Produce a word-for-word copy of the listing below without its pictures.

^^^^^^^^

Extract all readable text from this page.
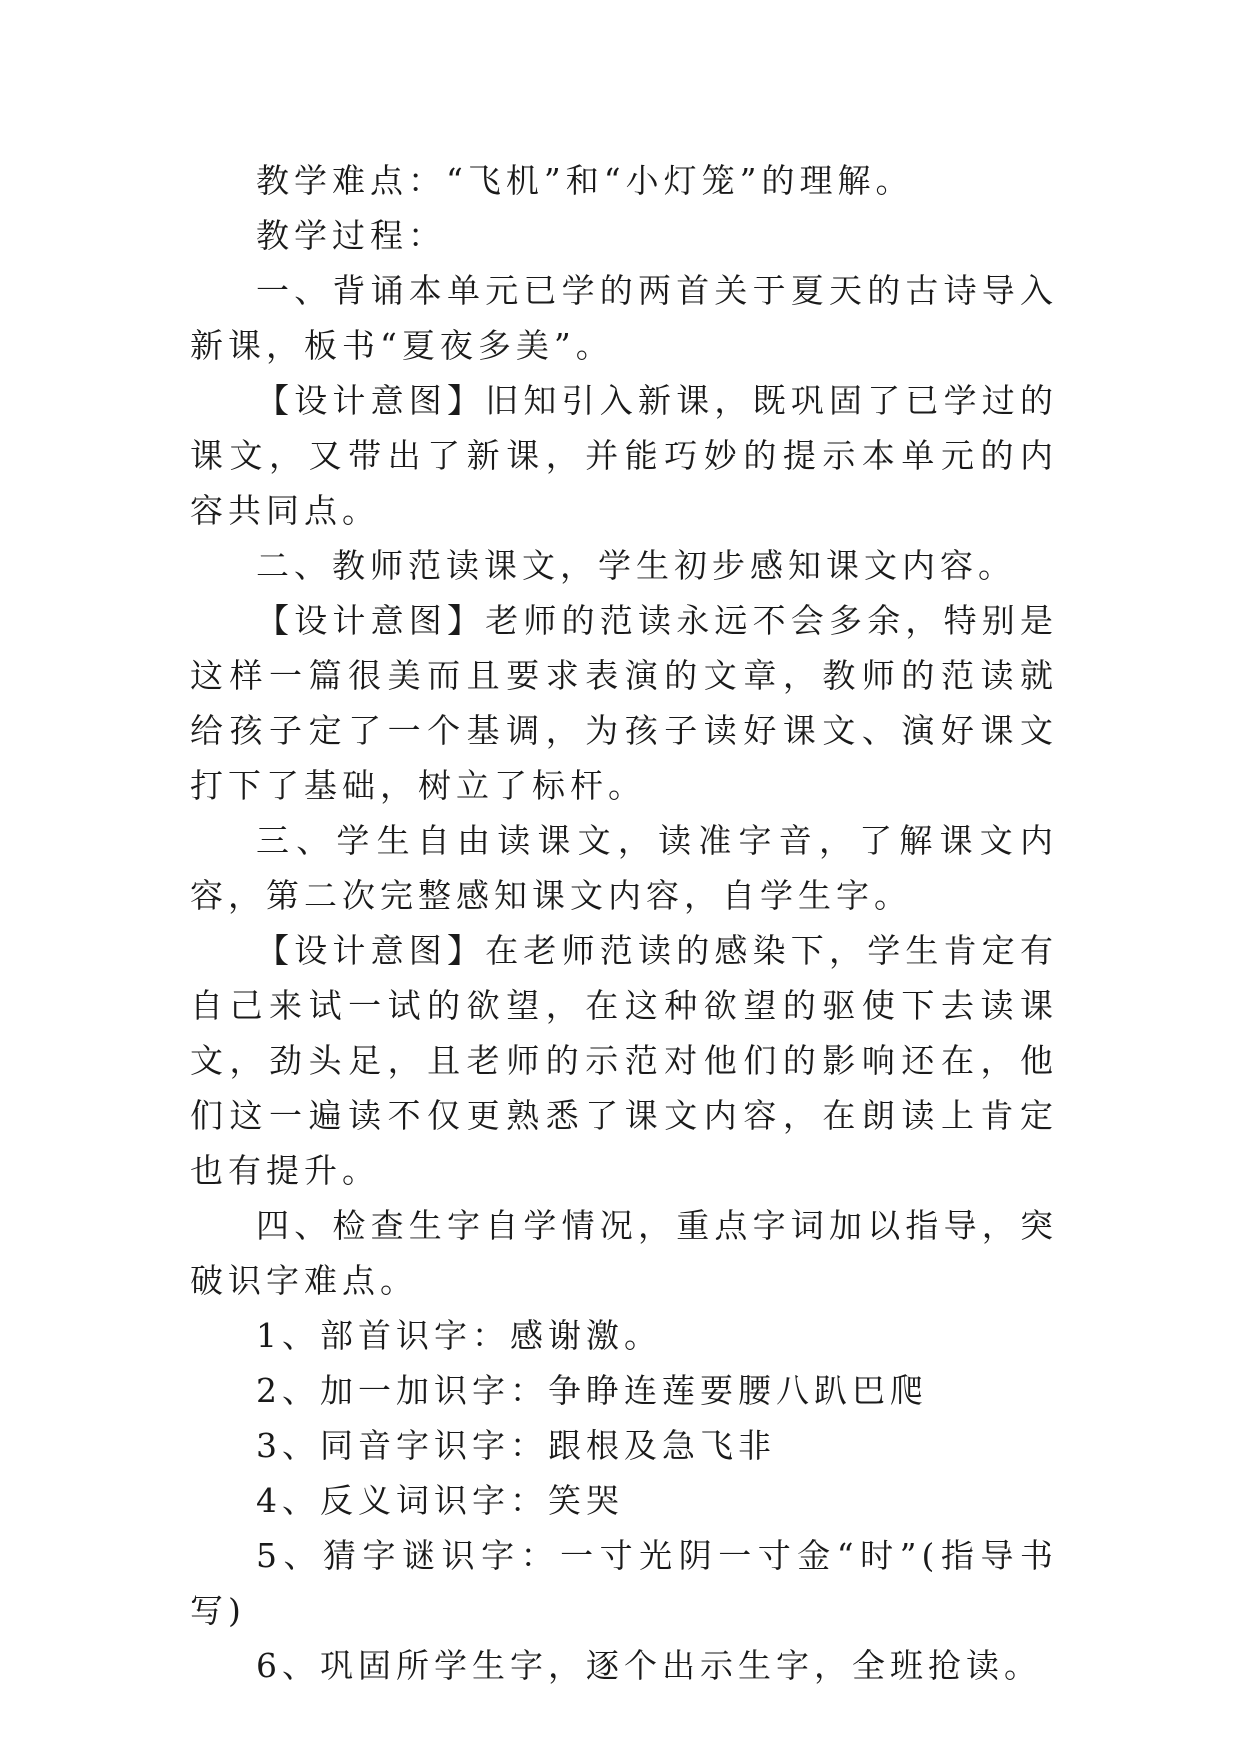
教学难点：“飞机”和“小灯笼”的理解。

教学过程：

一、背诵本单元已学的两首关于夏天的古诗导入新课，板书“夏夜多美”。

【设计意图】旧知引入新课，既巩固了已学过的课文，又带出了新课，并能巧妙的提示本单元的内容共同点。

二、教师范读课文，学生初步感知课文内容。

【设计意图】老师的范读永远不会多余，特别是这样一篇很美而且要求表演的文章，教师的范读就给孩子定了一个基调，为孩子读好课文、演好课文打下了基础，树立了标杆。

三、学生自由读课文，读准字音，了解课文内容，第二次完整感知课文内容，自学生字。

【设计意图】在老师范读的感染下，学生肯定有自己来试一试的欲望，在这种欲望的驱使下去读课文，劲头足，且老师的示范对他们的影响还在，他们这一遍读不仅更熟悉了课文内容，在朗读上肯定也有提升。

四、检查生字自学情况，重点字词加以指导，突破识字难点。

1、部首识字：感谢激。

2、加一加识字：争睁连莲要腰八趴巴爬

3、同音字识字：跟根及急飞非

4、反义词识字：笑哭

5、猜字谜识字：一寸光阴一寸金“时”(指导书写)

6、巩固所学生字，逐个出示生字，全班抢读。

^^^^^^^^

◆ **EXERCISE OUTPUT**:
Extract all readable text from this page.
教学难点：“飞机”和“小灯笼”的理解。

教学过程：

一、背诵本单元已学的两首关于夏天的古诗导入新课，板书“夏夜多美”。

【设计意图】旧知引入新课，既巩固了已学过的课文，又带出了新课，并能巧妙的提示本单元的内容共同点。

二、教师范读课文，学生初步感知课文内容。

【设计意图】老师的范读永远不会多余，特别是这样一篇很美而且要求表演的文章，教师的范读就给孩子定了一个基调，为孩子读好课文、演好课文打下了基础，树立了标杆。

三、学生自由读课文，读准字音，了解课文内容，第二次完整感知课文内容，自学生字。

【设计意图】在老师范读的感染下，学生肯定有自己来试一试的欲望，在这种欲望的驱使下去读课文，劲头足，且老师的示范对他们的影响还在，他们这一遍读不仅更熟悉了课文内容，在朗读上肯定也有提升。

四、检查生字自学情况，重点字词加以指导，突破识字难点。

1、部首识字：感谢激。

2、加一加识字：争睁连莲要腰八趴巴爬

3、同音字识字：跟根及急飞非

4、反义词识字：笑哭

5、猜字谜识字：一寸光阴一寸金“时”(指导书写)

6、巩固所学生字，逐个出示生字，全班抢读。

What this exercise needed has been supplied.